Items listed in a dataset
■ ■ ■ ■ ■ ■ ■
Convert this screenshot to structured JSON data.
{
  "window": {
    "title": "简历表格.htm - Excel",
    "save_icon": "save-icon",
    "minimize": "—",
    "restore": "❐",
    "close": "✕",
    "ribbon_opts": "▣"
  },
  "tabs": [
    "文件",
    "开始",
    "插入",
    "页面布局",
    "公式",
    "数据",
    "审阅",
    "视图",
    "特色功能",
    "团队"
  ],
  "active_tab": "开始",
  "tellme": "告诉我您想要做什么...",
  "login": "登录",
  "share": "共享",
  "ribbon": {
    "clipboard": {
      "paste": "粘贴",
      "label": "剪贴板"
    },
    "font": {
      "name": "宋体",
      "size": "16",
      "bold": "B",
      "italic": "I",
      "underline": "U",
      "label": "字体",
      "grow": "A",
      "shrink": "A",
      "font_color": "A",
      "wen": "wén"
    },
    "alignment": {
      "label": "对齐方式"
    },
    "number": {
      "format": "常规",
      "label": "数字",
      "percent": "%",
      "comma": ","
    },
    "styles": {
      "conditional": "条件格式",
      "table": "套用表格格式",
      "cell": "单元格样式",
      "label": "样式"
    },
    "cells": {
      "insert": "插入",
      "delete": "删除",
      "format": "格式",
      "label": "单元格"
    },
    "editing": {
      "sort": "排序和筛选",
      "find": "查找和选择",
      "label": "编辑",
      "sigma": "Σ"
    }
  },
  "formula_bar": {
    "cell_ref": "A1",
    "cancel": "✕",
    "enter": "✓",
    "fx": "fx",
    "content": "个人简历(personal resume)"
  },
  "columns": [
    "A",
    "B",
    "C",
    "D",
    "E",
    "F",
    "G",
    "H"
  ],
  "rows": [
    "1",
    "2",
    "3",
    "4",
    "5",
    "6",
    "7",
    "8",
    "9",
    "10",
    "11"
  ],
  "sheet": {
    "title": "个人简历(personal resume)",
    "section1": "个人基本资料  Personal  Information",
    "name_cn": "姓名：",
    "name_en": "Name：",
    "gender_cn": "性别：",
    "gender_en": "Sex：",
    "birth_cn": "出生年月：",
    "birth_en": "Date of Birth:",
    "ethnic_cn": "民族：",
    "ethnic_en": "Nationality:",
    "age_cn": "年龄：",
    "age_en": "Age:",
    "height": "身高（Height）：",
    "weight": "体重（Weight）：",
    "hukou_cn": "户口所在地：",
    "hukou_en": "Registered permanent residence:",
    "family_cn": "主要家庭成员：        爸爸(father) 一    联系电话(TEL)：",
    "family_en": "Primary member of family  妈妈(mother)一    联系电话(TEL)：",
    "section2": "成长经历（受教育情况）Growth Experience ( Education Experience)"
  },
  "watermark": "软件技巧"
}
■ ■ ■ ■ ■ ■ ■
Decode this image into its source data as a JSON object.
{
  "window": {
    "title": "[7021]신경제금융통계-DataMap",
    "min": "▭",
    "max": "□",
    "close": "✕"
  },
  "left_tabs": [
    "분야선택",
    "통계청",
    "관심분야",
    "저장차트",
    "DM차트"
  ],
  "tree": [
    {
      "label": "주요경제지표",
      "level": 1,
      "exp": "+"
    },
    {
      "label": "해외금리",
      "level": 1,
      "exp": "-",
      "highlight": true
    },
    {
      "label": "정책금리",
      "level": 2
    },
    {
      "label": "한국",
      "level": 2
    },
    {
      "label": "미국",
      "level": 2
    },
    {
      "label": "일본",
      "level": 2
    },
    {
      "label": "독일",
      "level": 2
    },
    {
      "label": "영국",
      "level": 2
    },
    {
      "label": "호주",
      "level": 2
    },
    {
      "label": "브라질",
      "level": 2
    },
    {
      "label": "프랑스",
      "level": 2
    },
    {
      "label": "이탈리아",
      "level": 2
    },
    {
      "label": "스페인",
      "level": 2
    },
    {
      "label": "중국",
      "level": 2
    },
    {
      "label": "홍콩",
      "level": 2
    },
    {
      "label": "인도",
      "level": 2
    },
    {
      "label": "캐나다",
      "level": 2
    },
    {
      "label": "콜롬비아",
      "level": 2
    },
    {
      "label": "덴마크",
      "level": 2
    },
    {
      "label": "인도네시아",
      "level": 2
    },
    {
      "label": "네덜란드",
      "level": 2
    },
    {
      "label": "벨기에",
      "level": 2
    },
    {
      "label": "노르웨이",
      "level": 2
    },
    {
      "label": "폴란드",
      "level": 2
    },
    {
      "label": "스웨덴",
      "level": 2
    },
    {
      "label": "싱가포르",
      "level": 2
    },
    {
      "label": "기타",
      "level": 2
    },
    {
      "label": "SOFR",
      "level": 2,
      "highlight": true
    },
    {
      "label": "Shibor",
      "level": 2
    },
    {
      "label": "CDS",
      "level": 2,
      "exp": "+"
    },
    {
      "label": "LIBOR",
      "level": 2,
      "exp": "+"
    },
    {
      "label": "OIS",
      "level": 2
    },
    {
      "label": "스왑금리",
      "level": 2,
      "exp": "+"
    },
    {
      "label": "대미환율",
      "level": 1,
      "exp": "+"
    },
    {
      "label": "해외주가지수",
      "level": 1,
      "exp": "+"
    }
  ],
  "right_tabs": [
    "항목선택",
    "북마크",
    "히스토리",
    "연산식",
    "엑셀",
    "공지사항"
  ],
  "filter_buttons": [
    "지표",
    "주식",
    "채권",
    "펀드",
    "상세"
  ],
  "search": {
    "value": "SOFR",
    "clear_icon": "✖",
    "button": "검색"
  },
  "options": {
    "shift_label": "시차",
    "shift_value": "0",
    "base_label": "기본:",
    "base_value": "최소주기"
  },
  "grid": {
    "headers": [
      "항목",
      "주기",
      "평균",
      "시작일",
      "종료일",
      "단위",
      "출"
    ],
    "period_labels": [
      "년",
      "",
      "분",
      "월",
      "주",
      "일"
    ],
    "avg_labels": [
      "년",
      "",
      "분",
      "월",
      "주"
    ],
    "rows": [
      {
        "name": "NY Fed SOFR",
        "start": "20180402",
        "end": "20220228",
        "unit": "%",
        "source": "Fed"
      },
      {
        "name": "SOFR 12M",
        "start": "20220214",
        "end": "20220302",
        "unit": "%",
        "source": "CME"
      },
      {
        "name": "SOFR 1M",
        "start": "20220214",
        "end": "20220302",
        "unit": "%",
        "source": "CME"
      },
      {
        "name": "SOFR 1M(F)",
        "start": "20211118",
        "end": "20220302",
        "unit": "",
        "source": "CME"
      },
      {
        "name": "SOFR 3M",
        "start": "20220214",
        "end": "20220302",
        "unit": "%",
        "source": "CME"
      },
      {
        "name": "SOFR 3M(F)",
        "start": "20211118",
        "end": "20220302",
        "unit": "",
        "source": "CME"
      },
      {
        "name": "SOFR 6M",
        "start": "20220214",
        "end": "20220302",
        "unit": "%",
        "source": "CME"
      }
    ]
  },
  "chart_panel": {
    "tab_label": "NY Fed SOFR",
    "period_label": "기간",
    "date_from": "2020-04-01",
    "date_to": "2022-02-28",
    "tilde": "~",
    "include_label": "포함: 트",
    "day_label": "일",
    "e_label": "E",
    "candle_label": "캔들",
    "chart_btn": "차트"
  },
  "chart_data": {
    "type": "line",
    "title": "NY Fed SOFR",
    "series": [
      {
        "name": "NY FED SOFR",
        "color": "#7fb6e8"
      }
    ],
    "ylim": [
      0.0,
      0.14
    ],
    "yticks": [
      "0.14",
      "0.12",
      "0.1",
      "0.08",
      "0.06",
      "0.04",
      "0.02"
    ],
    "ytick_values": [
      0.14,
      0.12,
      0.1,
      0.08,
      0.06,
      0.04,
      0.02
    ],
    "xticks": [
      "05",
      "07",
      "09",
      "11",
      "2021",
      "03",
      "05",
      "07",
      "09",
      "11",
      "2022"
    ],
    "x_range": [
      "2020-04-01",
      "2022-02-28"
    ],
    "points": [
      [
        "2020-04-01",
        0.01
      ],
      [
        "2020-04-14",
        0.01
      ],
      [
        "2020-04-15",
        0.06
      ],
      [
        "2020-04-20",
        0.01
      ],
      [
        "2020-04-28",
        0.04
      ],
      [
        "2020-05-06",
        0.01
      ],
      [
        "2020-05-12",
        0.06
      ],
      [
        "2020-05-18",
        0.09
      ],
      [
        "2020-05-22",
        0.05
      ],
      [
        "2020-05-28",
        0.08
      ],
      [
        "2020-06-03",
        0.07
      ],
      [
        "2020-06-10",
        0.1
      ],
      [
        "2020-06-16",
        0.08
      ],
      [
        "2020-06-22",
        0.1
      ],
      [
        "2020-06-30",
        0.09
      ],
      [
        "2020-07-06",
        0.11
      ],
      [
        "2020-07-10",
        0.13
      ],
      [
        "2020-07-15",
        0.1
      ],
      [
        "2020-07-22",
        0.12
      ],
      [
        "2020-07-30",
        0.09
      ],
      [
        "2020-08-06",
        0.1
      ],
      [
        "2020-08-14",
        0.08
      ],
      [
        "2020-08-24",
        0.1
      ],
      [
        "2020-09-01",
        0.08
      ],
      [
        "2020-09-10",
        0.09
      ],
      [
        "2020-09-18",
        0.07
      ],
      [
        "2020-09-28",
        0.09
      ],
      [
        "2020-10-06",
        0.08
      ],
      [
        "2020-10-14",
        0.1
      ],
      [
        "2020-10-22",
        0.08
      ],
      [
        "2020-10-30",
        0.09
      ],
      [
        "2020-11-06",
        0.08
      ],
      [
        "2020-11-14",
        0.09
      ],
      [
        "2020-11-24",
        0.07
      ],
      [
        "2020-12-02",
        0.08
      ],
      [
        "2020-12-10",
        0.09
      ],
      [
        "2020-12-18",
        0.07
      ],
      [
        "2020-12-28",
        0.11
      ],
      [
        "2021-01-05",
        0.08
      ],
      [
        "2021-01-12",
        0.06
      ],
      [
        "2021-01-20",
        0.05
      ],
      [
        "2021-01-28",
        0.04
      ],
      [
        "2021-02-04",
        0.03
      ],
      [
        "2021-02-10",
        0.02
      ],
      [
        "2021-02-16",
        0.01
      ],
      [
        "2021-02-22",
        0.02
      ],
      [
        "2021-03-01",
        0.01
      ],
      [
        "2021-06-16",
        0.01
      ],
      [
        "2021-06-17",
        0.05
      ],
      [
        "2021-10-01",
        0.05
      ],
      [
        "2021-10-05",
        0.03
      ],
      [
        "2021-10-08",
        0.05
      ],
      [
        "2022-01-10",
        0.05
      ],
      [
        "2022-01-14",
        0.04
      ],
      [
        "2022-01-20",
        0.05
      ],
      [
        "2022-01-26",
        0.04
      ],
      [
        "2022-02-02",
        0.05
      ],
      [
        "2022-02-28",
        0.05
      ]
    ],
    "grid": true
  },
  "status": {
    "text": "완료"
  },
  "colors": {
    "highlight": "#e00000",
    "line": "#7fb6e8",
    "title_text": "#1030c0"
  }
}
■ ■ ■ ■ ■ ■ ■
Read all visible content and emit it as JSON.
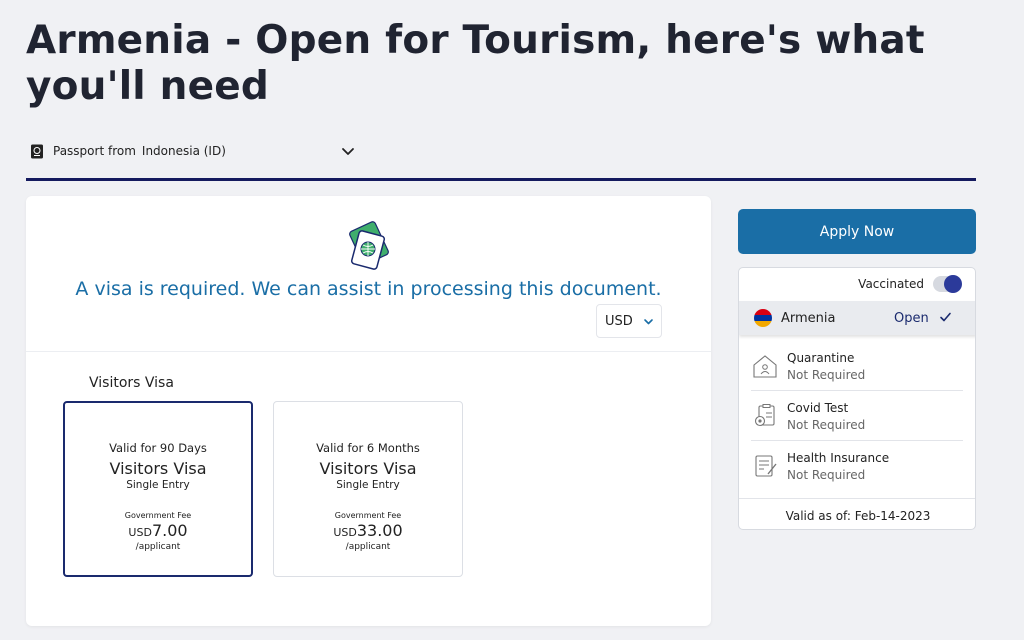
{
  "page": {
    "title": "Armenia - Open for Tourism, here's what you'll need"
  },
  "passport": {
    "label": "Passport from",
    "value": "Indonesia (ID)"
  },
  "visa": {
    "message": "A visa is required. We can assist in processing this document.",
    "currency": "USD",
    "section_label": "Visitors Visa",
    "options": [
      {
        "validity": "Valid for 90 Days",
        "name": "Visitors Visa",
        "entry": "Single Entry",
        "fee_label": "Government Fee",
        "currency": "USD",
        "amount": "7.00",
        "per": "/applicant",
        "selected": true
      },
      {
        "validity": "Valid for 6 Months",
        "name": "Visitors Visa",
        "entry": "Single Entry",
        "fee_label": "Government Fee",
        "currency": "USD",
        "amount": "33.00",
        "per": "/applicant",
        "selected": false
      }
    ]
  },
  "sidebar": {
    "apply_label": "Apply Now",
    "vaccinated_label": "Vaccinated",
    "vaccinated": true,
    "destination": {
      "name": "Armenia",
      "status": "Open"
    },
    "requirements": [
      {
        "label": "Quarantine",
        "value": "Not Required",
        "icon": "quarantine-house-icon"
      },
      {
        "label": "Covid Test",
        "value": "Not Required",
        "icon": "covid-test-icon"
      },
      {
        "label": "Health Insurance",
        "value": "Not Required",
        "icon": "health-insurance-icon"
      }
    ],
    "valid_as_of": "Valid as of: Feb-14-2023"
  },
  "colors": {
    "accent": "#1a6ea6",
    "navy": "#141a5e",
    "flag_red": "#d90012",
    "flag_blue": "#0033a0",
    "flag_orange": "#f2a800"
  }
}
■ ■ ■ ■ ■ ■ ■
Check each line above for the string "Valid", then copy the ones that have it.

Worked solution:
        "validity": "Valid for 90 Days",
        "validity": "Valid for 6 Months",
    "valid_as_of": "Valid as of: Feb-14-2023"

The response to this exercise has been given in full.